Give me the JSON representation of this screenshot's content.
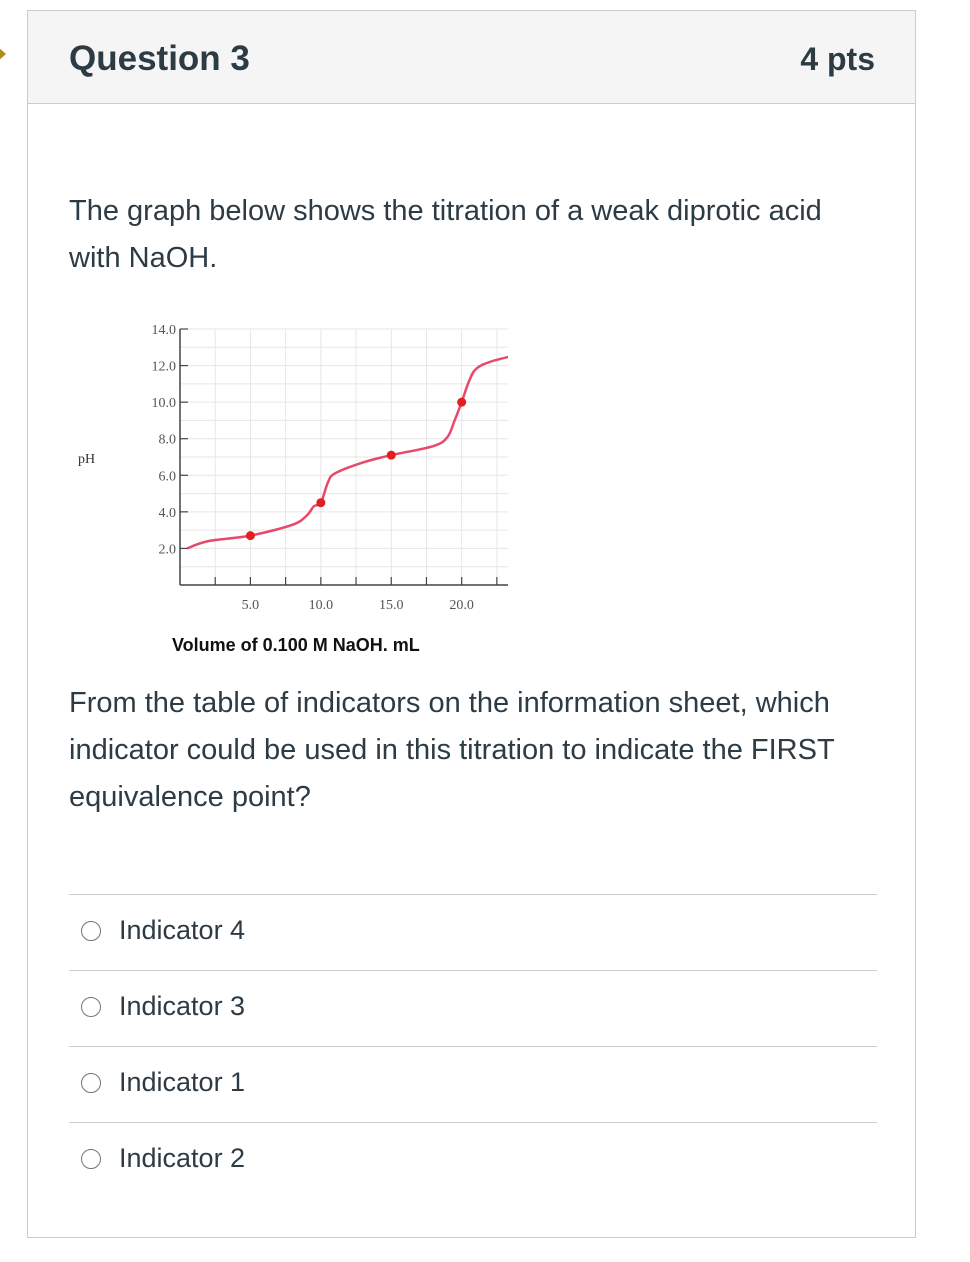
{
  "question": {
    "title": "Question 3",
    "points": "4 pts",
    "text_1": "The graph below shows the titration of a weak diprotic acid with NaOH.",
    "text_2": "From the table of indicators on the information sheet, which indicator could be used in this titration to indicate the FIRST equivalence point?"
  },
  "answers": [
    {
      "label": "Indicator 4",
      "selected": false
    },
    {
      "label": "Indicator 3",
      "selected": false
    },
    {
      "label": "Indicator 1",
      "selected": false
    },
    {
      "label": "Indicator 2",
      "selected": false
    }
  ],
  "chart_data": {
    "type": "line",
    "title": "",
    "xlabel": "Volume of 0.100 M NaOH, mL",
    "ylabel": "pH",
    "xlim": [
      0,
      24
    ],
    "ylim": [
      0,
      14
    ],
    "x_ticks": [
      "5.0",
      "10.0",
      "15.0",
      "20.0"
    ],
    "y_ticks": [
      "2.0",
      "4.0",
      "6.0",
      "8.0",
      "10.0",
      "12.0",
      "14.0"
    ],
    "grid": true,
    "line_color": "#e8486a",
    "point_color": "#e02020",
    "series": [
      {
        "x": [
          0.5,
          2,
          5,
          8,
          9,
          9.5,
          10,
          10.5,
          11,
          13,
          15,
          18,
          19,
          19.5,
          20,
          20.5,
          21,
          22,
          24
        ],
        "y": [
          2.0,
          2.4,
          2.7,
          3.3,
          3.8,
          4.3,
          4.5,
          5.6,
          6.1,
          6.7,
          7.1,
          7.6,
          8.1,
          9.0,
          10.0,
          11.1,
          11.8,
          12.2,
          12.6
        ]
      }
    ],
    "marked_points": [
      {
        "x": 5,
        "y": 2.7
      },
      {
        "x": 10,
        "y": 4.5
      },
      {
        "x": 15,
        "y": 7.1
      },
      {
        "x": 20,
        "y": 10.0
      }
    ]
  }
}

WRITTEN PROBLEM:
Do not include the images; transcribe the rest of the listing exactly.

ANSWER IN FULL:
Give me the JSON representation of this screenshot's content.
{
  "question": {
    "title": "Question 3",
    "points": "4 pts",
    "text_1": "The graph below shows the titration of a weak diprotic acid with NaOH.",
    "text_2": "From the table of indicators on the information sheet, which indicator could be used in this titration to indicate the FIRST equivalence point?"
  },
  "answers": [
    {
      "label": "Indicator 4",
      "selected": false
    },
    {
      "label": "Indicator 3",
      "selected": false
    },
    {
      "label": "Indicator 1",
      "selected": false
    },
    {
      "label": "Indicator 2",
      "selected": false
    }
  ],
  "chart_data": {
    "type": "line",
    "title": "",
    "xlabel": "Volume of 0.100 M NaOH, mL",
    "ylabel": "pH",
    "xlim": [
      0,
      24
    ],
    "ylim": [
      0,
      14
    ],
    "x_ticks": [
      "5.0",
      "10.0",
      "15.0",
      "20.0"
    ],
    "y_ticks": [
      "2.0",
      "4.0",
      "6.0",
      "8.0",
      "10.0",
      "12.0",
      "14.0"
    ],
    "grid": true,
    "line_color": "#e8486a",
    "point_color": "#e02020",
    "series": [
      {
        "x": [
          0.5,
          2,
          5,
          8,
          9,
          9.5,
          10,
          10.5,
          11,
          13,
          15,
          18,
          19,
          19.5,
          20,
          20.5,
          21,
          22,
          24
        ],
        "y": [
          2.0,
          2.4,
          2.7,
          3.3,
          3.8,
          4.3,
          4.5,
          5.6,
          6.1,
          6.7,
          7.1,
          7.6,
          8.1,
          9.0,
          10.0,
          11.1,
          11.8,
          12.2,
          12.6
        ]
      }
    ],
    "marked_points": [
      {
        "x": 5,
        "y": 2.7
      },
      {
        "x": 10,
        "y": 4.5
      },
      {
        "x": 15,
        "y": 7.1
      },
      {
        "x": 20,
        "y": 10.0
      }
    ]
  }
}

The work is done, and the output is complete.